## Start Record list

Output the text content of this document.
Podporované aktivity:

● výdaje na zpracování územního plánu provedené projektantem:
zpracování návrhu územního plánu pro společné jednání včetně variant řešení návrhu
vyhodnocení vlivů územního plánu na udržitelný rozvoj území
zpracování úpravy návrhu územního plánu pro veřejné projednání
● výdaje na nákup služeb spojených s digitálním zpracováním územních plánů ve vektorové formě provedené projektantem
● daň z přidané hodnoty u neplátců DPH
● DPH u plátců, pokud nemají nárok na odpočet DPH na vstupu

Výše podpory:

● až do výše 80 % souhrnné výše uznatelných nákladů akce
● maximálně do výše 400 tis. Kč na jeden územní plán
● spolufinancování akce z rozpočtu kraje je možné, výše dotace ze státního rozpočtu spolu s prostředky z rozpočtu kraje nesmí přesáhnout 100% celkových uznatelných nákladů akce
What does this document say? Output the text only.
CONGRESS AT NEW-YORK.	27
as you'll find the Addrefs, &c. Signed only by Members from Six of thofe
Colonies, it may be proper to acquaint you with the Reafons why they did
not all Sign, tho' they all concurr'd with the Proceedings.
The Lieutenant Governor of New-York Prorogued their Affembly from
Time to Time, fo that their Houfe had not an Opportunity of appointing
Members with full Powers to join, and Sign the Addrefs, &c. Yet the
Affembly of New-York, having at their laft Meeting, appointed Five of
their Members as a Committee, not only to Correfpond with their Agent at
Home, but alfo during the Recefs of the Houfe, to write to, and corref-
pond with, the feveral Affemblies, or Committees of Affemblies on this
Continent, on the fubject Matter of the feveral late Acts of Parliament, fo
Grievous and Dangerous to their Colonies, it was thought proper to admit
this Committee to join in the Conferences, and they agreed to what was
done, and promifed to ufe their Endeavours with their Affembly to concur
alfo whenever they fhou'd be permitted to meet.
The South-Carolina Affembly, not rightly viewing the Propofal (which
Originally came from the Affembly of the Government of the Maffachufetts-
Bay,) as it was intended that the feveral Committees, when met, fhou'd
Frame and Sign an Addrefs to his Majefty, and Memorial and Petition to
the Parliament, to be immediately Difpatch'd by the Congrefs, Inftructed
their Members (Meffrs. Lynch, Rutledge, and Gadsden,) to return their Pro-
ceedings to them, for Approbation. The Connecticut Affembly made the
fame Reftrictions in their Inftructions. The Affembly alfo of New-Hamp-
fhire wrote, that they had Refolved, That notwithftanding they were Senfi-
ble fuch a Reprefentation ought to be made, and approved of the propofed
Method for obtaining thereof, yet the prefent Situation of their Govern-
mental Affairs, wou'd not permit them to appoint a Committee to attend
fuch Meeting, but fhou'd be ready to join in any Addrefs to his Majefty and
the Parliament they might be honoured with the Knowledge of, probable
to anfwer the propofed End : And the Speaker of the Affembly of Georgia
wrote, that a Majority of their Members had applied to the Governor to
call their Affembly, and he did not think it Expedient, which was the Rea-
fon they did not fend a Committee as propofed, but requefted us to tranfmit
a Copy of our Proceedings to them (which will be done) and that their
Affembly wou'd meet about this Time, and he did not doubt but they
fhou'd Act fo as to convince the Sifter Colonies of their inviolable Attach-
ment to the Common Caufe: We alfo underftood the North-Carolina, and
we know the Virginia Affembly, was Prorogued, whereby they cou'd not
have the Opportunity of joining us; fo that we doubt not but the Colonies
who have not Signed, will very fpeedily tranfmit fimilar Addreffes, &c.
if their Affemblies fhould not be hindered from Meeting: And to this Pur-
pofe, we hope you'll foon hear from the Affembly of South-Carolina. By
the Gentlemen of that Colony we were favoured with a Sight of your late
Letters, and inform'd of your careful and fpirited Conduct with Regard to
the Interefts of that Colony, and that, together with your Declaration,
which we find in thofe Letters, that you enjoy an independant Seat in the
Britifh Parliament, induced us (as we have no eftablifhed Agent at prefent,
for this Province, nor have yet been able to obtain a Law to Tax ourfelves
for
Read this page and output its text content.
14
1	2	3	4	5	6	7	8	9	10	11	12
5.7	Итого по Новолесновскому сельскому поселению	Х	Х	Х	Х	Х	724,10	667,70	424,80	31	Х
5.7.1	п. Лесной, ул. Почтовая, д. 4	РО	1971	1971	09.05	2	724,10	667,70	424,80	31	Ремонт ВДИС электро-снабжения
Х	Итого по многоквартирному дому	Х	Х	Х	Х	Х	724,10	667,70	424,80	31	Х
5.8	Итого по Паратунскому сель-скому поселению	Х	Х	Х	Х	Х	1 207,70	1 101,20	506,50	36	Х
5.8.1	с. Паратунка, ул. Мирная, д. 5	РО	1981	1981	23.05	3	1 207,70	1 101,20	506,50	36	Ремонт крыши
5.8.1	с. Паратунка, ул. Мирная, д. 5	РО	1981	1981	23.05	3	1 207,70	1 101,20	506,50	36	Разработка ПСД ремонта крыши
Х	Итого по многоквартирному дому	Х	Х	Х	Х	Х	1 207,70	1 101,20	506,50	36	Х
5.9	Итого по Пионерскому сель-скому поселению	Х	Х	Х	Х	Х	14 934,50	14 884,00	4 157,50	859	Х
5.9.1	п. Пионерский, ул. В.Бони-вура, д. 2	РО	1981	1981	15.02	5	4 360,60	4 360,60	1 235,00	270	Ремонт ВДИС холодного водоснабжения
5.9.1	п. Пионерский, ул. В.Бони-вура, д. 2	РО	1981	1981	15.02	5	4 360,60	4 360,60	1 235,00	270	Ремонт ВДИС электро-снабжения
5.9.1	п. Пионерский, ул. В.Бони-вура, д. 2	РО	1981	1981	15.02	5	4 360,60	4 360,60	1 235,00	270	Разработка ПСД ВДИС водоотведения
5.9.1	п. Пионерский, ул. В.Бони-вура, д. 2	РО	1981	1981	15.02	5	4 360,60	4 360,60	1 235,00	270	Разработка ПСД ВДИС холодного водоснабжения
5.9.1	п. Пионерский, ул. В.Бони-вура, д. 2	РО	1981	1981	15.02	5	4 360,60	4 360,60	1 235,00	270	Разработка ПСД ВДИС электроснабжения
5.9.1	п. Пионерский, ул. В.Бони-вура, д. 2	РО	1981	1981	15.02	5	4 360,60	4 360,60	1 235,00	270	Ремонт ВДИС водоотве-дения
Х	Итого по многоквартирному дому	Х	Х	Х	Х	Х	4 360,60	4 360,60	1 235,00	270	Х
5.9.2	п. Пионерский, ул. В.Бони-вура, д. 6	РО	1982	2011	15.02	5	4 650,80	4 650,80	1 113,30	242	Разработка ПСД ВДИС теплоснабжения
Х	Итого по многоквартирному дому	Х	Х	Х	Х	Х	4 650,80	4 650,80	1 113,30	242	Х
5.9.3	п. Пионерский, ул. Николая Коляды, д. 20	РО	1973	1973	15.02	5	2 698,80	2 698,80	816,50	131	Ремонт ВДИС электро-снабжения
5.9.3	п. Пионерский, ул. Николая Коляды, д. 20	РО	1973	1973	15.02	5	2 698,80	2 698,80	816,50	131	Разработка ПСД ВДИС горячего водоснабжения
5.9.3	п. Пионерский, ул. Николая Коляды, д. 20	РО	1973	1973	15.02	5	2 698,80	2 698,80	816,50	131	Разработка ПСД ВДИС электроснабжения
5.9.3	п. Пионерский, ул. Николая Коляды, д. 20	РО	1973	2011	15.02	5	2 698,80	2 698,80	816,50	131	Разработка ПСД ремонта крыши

## End Record list

Pick out the lines that contain "have" and copy them.

have the Opportunity of joining us; fo that we doubt not but the Colonies
who have not Signed, will very fpeedily tranfmit fimilar Addreffes, &c.
Britifh Parliament, induced us (as we have no eftablifhed Agent at prefent,
for this Province, nor have yet been able to obtain a Law to Tax ourfelves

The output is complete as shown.